**Stated problem**
Under this task are some entries; return every one of them exactly.

* * *

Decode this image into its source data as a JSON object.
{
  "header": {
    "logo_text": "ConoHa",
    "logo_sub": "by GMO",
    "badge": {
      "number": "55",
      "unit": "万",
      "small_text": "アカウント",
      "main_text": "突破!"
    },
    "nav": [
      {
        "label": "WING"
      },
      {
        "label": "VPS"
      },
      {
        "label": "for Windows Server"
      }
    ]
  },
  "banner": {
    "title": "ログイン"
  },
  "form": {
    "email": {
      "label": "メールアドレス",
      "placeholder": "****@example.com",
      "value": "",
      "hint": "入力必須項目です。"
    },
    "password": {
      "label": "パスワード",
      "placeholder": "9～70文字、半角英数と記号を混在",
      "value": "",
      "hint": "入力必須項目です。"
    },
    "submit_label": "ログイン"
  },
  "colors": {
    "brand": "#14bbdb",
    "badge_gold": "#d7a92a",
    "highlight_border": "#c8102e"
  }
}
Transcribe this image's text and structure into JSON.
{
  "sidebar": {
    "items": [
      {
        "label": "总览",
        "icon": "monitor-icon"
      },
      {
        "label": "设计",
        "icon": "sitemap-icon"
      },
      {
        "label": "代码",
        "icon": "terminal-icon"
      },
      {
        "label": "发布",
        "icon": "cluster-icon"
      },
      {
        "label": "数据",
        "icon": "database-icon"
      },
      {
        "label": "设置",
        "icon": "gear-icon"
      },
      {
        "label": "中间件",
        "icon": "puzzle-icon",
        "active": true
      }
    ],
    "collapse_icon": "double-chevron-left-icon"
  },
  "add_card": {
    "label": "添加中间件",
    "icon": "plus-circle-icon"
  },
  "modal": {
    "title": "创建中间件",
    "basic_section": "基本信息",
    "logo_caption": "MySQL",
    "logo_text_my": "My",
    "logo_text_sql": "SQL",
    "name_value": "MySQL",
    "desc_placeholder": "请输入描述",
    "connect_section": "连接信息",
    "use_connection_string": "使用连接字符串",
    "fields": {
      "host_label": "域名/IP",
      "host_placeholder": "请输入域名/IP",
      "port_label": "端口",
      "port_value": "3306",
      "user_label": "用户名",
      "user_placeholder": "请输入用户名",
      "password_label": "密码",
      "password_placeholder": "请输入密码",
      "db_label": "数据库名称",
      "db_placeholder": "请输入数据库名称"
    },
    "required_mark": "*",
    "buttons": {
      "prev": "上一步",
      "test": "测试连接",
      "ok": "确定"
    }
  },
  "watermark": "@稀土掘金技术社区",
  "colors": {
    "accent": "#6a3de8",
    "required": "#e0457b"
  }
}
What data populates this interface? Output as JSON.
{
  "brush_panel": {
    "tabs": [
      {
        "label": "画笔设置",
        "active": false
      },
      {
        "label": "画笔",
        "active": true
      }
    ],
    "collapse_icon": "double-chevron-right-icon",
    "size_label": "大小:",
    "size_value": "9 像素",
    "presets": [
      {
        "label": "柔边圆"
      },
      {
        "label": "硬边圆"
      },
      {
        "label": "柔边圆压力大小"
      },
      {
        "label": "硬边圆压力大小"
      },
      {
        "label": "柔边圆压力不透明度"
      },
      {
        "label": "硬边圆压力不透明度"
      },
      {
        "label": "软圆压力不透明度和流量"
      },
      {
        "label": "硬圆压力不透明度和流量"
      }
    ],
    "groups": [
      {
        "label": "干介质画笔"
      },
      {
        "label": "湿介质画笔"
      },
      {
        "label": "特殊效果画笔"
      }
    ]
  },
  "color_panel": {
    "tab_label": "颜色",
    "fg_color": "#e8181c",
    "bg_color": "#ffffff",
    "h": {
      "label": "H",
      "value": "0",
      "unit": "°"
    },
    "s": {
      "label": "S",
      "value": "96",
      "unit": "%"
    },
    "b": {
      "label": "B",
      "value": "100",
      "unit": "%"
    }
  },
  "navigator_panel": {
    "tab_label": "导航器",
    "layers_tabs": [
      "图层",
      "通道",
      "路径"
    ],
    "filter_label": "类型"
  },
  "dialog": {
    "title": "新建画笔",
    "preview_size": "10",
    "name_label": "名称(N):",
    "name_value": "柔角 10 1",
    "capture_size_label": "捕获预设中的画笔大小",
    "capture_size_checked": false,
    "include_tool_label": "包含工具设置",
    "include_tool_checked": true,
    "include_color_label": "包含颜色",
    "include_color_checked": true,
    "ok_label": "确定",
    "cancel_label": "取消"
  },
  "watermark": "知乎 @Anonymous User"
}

* * *

**Answer for the task**
Decode this image into its source data as a JSON object.
{
  "header": {
    "logo_text": "ConoHa",
    "logo_sub": "by GMO",
    "badge": {
      "number": "55",
      "unit": "万",
      "small_text": "アカウント",
      "main_text": "突破!"
    },
    "nav": [
      {
        "label": "WING"
      },
      {
        "label": "VPS"
      },
      {
        "label": "for Windows Server"
      }
    ]
  },
  "banner": {
    "title": "ログイン"
  },
  "form": {
    "email": {
      "label": "メールアドレス",
      "placeholder": "****@example.com",
      "value": "",
      "hint": "入力必須項目です。"
    },
    "password": {
      "label": "パスワード",
      "placeholder": "9～70文字、半角英数と記号を混在",
      "value": "",
      "hint": "入力必須項目です。"
    },
    "submit_label": "ログイン"
  },
  "colors": {
    "brand": "#14bbdb",
    "badge_gold": "#d7a92a",
    "highlight_border": "#c8102e"
  }
}
Transcribe this image's text and structure into JSON.
{
  "sidebar": {
    "items": [
      {
        "label": "总览",
        "icon": "monitor-icon"
      },
      {
        "label": "设计",
        "icon": "sitemap-icon"
      },
      {
        "label": "代码",
        "icon": "terminal-icon"
      },
      {
        "label": "发布",
        "icon": "cluster-icon"
      },
      {
        "label": "数据",
        "icon": "database-icon"
      },
      {
        "label": "设置",
        "icon": "gear-icon"
      },
      {
        "label": "中间件",
        "icon": "puzzle-icon",
        "active": true
      }
    ],
    "collapse_icon": "double-chevron-left-icon"
  },
  "add_card": {
    "label": "添加中间件",
    "icon": "plus-circle-icon"
  },
  "modal": {
    "title": "创建中间件",
    "basic_section": "基本信息",
    "logo_caption": "MySQL",
    "logo_text_my": "My",
    "logo_text_sql": "SQL",
    "name_value": "MySQL",
    "desc_placeholder": "请输入描述",
    "connect_section": "连接信息",
    "use_connection_string": "使用连接字符串",
    "fields": {
      "host_label": "域名/IP",
      "host_placeholder": "请输入域名/IP",
      "port_label": "端口",
      "port_value": "3306",
      "user_label": "用户名",
      "user_placeholder": "请输入用户名",
      "password_label": "密码",
      "password_placeholder": "请输入密码",
      "db_label": "数据库名称",
      "db_placeholder": "请输入数据库名称"
    },
    "required_mark": "*",
    "buttons": {
      "prev": "上一步",
      "test": "测试连接",
      "ok": "确定"
    }
  },
  "watermark": "@稀土掘金技术社区",
  "colors": {
    "accent": "#6a3de8",
    "required": "#e0457b"
  }
}
What data populates this interface? Output as JSON.
{
  "brush_panel": {
    "tabs": [
      {
        "label": "画笔设置",
        "active": false
      },
      {
        "label": "画笔",
        "active": true
      }
    ],
    "collapse_icon": "double-chevron-right-icon",
    "size_label": "大小:",
    "size_value": "9 像素",
    "presets": [
      {
        "label": "柔边圆"
      },
      {
        "label": "硬边圆"
      },
      {
        "label": "柔边圆压力大小"
      },
      {
        "label": "硬边圆压力大小"
      },
      {
        "label": "柔边圆压力不透明度"
      },
      {
        "label": "硬边圆压力不透明度"
      },
      {
        "label": "软圆压力不透明度和流量"
      },
      {
        "label": "硬圆压力不透明度和流量"
      }
    ],
    "groups": [
      {
        "label": "干介质画笔"
      },
      {
        "label": "湿介质画笔"
      },
      {
        "label": "特殊效果画笔"
      }
    ]
  },
  "color_panel": {
    "tab_label": "颜色",
    "fg_color": "#e8181c",
    "bg_color": "#ffffff",
    "h": {
      "label": "H",
      "value": "0",
      "unit": "°"
    },
    "s": {
      "label": "S",
      "value": "96",
      "unit": "%"
    },
    "b": {
      "label": "B",
      "value": "100",
      "unit": "%"
    }
  },
  "navigator_panel": {
    "tab_label": "导航器",
    "layers_tabs": [
      "图层",
      "通道",
      "路径"
    ],
    "filter_label": "类型"
  },
  "dialog": {
    "title": "新建画笔",
    "preview_size": "10",
    "name_label": "名称(N):",
    "name_value": "柔角 10 1",
    "capture_size_label": "捕获预设中的画笔大小",
    "capture_size_checked": false,
    "include_tool_label": "包含工具设置",
    "include_tool_checked": true,
    "include_color_label": "包含颜色",
    "include_color_checked": true,
    "ok_label": "确定",
    "cancel_label": "取消"
  },
  "watermark": "知乎 @Anonymous User"
}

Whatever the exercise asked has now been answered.